(Data records)

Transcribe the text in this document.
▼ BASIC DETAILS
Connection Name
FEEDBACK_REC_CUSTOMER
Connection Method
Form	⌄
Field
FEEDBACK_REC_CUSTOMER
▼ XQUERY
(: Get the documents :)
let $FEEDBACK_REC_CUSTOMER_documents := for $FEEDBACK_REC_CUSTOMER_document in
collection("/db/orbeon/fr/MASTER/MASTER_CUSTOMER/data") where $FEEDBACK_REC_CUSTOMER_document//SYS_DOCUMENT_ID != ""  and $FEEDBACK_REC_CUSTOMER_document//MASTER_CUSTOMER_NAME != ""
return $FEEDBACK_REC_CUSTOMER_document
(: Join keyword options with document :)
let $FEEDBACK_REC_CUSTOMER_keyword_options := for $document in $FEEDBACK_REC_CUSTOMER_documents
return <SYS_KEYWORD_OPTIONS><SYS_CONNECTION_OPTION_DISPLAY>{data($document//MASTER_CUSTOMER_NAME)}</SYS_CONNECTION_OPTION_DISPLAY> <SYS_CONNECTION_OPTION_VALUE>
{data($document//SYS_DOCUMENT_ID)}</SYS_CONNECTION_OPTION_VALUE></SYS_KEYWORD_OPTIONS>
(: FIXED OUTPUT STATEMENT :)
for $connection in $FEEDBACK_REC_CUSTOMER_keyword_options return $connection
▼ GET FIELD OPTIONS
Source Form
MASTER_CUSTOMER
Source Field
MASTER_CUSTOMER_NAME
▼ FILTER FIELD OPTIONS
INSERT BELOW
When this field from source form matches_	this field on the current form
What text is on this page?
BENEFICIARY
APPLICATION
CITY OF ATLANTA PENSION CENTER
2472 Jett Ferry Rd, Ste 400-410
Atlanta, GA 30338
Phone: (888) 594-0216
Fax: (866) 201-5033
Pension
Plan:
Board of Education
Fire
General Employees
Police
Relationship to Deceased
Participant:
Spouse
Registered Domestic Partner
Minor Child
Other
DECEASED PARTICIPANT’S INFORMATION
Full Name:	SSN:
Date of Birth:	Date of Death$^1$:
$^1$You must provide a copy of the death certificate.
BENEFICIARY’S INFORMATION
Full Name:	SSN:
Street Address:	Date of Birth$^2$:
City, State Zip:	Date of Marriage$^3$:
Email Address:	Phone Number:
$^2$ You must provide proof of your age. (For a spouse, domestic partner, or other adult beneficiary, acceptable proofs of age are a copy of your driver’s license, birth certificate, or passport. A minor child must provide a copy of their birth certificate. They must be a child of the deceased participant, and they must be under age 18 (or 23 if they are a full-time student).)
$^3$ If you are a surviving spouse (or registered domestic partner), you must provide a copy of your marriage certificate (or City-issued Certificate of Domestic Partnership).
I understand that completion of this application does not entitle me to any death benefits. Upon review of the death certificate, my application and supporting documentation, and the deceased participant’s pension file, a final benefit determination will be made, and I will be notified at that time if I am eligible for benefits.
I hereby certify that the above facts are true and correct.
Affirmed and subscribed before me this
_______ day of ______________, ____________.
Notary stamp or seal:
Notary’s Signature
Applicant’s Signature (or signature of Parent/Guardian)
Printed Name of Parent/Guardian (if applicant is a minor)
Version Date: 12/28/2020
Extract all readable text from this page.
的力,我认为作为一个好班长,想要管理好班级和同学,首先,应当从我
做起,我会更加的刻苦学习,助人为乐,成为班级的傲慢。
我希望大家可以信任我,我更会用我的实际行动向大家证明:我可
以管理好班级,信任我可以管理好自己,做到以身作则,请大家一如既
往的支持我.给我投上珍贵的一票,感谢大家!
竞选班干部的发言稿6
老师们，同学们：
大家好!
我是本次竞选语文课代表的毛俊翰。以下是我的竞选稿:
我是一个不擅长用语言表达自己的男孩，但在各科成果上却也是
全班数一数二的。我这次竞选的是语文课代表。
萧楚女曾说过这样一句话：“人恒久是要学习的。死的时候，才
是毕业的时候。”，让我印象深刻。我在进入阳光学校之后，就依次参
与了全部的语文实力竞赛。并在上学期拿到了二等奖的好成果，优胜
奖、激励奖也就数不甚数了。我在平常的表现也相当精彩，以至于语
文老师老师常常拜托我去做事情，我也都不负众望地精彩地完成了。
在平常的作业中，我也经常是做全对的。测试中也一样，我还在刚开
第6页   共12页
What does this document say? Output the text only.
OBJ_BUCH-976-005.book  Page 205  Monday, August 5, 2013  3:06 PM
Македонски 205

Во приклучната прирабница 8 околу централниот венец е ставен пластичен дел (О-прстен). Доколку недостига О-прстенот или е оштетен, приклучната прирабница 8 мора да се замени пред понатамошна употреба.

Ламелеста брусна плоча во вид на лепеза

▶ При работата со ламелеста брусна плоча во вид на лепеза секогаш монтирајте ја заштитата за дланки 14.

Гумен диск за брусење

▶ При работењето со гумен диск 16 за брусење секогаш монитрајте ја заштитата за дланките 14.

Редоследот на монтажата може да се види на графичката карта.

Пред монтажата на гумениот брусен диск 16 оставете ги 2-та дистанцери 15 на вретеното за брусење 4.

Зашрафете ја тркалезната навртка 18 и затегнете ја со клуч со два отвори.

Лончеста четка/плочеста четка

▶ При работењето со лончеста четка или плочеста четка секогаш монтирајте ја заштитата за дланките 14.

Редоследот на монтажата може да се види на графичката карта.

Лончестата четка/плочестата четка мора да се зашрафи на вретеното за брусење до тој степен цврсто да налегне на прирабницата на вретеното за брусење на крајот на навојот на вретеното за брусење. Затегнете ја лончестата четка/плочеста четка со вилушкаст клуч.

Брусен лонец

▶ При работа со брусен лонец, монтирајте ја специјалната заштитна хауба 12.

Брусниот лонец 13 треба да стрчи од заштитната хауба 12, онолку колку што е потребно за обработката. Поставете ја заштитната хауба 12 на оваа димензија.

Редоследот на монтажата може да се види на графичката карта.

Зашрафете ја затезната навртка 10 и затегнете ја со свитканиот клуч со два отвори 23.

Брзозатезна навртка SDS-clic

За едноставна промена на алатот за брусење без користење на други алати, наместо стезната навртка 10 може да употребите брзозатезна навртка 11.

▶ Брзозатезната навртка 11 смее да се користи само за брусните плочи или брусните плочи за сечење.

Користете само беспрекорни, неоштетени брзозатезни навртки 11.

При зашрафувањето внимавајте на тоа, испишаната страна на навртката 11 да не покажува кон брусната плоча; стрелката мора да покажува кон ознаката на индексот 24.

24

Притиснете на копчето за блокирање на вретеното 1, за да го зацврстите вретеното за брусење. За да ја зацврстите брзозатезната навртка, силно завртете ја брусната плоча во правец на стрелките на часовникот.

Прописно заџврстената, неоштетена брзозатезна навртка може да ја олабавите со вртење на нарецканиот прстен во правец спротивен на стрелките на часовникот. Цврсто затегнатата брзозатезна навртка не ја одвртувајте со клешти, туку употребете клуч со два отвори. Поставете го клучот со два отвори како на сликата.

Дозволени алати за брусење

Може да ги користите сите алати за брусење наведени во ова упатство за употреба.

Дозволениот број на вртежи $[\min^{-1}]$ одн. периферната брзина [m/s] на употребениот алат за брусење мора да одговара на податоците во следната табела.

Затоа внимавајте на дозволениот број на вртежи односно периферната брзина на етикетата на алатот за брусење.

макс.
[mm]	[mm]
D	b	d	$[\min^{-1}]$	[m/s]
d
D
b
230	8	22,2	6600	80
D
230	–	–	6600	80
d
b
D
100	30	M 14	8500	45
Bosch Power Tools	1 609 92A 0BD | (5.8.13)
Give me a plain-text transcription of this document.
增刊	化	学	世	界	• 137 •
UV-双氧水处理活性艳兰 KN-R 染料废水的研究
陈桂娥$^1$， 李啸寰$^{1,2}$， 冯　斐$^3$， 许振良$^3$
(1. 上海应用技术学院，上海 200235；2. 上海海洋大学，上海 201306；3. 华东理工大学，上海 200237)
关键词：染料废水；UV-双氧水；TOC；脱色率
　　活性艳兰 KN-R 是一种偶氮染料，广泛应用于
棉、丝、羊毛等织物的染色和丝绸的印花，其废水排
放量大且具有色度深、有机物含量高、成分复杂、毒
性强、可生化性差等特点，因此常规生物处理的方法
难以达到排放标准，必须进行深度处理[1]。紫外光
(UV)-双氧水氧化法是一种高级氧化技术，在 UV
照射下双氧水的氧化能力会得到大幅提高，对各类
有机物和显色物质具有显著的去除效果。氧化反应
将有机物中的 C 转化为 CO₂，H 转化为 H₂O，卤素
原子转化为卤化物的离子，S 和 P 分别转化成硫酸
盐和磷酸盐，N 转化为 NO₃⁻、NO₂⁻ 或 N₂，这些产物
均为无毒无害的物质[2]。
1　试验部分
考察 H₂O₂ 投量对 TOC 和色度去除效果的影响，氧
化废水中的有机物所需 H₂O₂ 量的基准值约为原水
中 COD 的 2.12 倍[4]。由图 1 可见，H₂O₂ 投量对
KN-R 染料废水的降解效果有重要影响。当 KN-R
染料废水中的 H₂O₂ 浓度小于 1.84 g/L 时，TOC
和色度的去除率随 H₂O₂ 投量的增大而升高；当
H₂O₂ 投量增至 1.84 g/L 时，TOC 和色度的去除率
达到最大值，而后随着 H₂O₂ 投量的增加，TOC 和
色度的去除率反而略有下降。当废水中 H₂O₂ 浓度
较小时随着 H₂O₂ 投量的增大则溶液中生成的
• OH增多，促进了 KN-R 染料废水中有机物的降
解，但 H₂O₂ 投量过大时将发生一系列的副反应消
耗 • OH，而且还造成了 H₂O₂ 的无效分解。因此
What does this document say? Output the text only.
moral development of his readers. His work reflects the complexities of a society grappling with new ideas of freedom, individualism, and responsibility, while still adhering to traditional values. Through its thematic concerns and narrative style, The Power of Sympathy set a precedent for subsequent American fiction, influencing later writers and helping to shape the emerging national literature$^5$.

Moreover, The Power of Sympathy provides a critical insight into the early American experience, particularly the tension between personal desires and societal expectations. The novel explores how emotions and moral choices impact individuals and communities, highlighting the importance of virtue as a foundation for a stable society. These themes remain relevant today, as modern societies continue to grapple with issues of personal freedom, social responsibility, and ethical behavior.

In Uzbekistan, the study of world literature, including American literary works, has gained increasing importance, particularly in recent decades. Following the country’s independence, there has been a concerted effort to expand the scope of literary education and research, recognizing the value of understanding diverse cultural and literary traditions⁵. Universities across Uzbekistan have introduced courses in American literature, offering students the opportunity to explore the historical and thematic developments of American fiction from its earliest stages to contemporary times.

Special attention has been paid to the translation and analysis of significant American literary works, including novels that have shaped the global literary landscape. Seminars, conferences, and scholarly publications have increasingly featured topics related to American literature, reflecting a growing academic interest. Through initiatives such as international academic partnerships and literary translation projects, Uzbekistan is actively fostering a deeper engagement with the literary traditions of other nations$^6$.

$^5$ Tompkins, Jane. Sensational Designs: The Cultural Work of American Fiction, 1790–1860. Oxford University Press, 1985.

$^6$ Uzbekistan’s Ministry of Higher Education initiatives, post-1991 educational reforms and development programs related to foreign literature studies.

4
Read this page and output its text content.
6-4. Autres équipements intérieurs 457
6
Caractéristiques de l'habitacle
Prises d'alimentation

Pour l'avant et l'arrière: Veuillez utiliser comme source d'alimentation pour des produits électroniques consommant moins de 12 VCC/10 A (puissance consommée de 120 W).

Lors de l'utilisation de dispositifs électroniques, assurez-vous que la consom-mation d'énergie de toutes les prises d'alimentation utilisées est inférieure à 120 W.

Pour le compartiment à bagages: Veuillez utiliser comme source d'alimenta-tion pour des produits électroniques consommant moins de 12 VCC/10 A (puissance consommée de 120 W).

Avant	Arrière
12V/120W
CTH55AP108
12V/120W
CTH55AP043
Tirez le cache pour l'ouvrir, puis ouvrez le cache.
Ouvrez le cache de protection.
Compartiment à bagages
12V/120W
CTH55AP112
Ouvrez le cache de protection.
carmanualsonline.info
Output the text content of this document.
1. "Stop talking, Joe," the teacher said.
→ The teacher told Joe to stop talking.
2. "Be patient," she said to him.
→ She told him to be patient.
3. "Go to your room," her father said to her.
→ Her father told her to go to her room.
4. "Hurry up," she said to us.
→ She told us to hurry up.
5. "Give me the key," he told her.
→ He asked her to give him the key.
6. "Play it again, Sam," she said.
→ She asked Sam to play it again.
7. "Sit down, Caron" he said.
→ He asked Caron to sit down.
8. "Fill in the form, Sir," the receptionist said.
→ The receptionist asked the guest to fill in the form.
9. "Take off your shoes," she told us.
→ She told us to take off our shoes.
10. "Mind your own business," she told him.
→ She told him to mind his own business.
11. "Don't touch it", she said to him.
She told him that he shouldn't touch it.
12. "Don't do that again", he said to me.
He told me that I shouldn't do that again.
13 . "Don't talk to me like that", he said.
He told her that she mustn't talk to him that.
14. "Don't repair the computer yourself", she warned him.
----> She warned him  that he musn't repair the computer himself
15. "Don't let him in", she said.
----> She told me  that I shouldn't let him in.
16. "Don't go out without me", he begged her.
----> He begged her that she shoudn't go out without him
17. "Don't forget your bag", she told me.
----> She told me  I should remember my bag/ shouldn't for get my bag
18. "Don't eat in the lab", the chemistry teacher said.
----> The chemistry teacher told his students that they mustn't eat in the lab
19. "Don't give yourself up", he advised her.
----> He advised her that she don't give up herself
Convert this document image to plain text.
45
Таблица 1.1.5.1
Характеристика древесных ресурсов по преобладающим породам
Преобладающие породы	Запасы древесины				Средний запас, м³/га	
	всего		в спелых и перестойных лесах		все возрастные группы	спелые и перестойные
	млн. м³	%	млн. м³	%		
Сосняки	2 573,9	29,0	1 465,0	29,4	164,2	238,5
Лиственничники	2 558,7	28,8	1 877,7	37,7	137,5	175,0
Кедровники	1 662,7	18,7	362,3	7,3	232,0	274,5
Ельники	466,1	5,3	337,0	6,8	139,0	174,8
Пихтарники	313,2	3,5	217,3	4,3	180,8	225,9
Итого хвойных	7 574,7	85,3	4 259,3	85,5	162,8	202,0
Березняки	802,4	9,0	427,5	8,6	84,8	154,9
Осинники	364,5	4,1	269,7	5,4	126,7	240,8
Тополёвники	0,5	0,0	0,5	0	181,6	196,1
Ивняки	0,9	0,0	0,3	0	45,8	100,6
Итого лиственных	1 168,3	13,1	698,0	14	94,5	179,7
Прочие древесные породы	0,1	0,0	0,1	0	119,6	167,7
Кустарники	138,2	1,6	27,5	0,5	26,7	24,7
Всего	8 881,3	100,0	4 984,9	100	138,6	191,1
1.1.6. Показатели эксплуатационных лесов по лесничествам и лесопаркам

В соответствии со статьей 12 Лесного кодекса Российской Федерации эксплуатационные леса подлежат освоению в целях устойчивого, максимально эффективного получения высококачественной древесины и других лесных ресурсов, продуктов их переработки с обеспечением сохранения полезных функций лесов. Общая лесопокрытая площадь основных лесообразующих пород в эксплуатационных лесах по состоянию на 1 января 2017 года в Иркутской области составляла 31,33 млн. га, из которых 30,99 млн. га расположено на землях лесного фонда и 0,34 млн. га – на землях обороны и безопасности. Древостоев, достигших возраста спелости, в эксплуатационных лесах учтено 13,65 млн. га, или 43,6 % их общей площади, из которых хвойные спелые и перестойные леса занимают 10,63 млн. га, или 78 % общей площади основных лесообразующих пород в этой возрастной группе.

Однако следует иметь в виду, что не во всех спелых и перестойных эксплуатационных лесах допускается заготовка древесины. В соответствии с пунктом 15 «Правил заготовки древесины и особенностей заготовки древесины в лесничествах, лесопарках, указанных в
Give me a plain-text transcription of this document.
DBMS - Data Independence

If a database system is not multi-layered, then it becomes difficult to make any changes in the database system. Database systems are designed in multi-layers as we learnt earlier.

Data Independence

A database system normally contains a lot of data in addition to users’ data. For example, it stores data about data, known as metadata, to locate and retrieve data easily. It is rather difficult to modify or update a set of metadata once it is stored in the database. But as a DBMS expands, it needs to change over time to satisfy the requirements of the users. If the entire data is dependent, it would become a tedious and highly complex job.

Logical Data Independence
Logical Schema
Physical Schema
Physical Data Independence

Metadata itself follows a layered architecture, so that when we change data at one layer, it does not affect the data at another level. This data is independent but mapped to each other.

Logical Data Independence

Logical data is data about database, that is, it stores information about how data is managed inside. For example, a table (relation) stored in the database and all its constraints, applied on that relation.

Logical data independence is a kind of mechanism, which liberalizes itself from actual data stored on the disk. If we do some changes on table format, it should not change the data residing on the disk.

[PROBLEM TO WORK ON]: Copy each line above that contains the string "Phone".

[TASK OUTPUT]:
Phone: (888) 594-0216
Email Address:	Phone Number:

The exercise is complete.